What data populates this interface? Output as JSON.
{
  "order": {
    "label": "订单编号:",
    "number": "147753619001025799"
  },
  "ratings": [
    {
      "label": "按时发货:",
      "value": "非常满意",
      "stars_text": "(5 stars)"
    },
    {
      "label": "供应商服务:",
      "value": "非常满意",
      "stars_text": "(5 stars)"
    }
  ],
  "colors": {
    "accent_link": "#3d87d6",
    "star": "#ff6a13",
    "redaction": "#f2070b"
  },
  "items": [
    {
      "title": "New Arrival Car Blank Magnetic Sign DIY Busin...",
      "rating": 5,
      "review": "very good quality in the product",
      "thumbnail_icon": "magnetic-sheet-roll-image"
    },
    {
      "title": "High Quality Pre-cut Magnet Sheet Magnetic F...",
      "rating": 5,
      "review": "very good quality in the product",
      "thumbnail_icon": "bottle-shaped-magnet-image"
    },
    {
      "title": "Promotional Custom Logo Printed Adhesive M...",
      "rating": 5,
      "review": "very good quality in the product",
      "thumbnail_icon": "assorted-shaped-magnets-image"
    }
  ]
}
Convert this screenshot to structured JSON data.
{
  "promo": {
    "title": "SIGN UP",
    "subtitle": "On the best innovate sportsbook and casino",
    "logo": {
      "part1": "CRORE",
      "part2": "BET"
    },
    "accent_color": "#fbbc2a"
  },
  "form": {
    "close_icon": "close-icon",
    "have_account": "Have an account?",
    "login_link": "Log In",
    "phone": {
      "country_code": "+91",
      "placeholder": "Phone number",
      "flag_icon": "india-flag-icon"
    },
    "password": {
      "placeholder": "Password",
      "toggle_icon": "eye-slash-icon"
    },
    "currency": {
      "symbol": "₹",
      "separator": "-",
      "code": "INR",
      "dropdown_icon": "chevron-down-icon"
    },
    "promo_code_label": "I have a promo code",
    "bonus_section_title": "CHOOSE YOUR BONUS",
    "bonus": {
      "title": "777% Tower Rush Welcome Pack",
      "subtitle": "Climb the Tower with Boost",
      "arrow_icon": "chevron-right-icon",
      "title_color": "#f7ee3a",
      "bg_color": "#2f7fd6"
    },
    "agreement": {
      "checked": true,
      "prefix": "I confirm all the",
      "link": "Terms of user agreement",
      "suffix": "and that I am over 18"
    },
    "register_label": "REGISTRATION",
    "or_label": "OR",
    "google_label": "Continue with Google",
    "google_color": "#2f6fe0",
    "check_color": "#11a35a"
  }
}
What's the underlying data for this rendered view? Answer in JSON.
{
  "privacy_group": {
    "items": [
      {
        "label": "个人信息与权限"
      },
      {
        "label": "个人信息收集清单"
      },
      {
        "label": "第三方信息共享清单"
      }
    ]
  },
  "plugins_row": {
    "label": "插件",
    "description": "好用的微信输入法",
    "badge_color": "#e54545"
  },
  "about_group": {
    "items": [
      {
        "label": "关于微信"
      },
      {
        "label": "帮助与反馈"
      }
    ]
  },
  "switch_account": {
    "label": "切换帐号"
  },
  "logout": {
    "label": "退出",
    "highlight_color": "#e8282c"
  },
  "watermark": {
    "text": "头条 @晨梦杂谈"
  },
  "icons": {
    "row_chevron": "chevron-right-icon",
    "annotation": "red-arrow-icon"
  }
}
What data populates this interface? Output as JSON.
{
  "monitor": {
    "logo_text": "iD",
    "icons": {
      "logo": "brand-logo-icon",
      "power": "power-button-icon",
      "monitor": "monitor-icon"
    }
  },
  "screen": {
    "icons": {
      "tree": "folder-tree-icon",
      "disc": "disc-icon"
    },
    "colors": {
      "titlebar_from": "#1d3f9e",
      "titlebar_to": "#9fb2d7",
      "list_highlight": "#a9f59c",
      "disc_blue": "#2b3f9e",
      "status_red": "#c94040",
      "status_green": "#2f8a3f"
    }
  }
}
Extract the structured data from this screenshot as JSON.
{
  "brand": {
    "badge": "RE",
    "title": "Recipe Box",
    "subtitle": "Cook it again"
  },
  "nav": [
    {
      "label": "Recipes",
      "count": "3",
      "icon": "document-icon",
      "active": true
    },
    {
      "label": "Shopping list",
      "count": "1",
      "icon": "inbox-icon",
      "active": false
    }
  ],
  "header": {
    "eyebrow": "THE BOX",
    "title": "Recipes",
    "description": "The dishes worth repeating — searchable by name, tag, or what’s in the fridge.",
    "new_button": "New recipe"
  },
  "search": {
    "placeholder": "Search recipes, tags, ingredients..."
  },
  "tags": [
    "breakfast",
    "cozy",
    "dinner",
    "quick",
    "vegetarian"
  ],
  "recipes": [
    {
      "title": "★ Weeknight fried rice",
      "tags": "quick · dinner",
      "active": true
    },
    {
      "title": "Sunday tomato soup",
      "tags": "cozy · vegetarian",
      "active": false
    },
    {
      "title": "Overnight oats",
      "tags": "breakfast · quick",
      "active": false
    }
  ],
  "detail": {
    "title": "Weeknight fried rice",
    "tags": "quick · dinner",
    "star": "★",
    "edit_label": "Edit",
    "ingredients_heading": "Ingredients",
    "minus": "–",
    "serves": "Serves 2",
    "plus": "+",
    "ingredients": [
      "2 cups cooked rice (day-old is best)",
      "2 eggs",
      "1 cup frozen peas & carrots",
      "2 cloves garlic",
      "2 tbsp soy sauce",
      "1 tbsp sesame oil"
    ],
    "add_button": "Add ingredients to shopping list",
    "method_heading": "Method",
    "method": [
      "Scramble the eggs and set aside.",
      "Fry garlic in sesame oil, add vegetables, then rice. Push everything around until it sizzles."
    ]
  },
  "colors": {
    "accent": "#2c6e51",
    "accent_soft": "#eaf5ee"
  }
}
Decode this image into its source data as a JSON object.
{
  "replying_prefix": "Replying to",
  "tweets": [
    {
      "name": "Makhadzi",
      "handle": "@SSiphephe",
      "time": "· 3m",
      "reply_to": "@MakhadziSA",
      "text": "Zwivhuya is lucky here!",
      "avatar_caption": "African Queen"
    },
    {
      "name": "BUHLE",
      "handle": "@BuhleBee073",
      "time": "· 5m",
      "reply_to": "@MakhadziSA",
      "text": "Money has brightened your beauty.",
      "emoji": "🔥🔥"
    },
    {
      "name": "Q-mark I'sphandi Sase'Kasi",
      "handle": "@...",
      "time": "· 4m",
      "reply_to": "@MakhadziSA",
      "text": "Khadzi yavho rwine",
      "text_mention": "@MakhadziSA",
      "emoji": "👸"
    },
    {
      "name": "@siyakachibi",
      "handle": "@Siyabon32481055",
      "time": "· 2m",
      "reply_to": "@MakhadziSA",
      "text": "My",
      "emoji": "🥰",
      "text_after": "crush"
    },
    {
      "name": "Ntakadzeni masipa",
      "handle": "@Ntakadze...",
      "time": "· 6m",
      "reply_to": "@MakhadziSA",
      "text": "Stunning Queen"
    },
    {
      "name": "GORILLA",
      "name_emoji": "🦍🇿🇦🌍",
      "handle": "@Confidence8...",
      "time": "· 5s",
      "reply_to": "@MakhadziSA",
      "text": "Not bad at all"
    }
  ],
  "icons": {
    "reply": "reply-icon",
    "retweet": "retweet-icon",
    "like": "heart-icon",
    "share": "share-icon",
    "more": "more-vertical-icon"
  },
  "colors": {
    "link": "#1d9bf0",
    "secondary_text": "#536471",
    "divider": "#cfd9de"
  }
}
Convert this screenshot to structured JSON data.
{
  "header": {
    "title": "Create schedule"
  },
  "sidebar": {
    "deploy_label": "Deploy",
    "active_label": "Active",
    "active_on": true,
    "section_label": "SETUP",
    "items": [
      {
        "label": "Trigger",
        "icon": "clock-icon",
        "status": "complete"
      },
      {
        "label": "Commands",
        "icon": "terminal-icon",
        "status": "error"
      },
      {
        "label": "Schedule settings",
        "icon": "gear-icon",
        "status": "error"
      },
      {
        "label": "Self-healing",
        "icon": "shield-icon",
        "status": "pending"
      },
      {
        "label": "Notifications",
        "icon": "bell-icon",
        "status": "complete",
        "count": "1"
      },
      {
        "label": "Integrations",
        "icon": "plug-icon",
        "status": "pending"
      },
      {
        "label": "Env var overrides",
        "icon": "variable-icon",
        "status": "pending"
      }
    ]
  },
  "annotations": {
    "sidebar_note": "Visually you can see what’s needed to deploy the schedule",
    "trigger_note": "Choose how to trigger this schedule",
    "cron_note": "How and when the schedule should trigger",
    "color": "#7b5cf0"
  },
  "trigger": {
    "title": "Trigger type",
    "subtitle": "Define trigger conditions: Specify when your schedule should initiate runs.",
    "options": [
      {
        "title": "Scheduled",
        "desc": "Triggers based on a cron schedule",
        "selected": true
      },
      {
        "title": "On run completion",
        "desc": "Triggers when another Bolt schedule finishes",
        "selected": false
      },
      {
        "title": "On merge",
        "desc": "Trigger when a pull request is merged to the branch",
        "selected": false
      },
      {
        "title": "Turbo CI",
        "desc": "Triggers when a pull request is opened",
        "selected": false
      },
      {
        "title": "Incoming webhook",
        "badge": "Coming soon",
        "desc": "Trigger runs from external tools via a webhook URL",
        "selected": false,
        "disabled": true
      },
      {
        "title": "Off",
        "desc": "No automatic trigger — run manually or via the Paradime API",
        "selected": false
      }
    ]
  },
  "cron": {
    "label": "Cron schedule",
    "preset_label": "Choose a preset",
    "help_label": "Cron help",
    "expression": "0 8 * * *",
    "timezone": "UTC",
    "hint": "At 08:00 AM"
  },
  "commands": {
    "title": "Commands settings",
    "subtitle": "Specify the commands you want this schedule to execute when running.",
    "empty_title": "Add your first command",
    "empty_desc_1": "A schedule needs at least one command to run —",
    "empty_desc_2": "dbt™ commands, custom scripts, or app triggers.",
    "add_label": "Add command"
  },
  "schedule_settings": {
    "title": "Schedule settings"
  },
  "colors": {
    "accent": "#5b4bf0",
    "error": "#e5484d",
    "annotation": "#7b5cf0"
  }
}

**EXERCISE DETAILS**
In the entries above, locate every line with the word "image" and copy it.

**CORRECT RESULT**
      "thumbnail_icon": "magnetic-sheet-roll-image"
      "thumbnail_icon": "bottle-shaped-magnet-image"
      "thumbnail_icon": "assorted-shaped-magnets-image"
Decode this image into its source data as a JSON object.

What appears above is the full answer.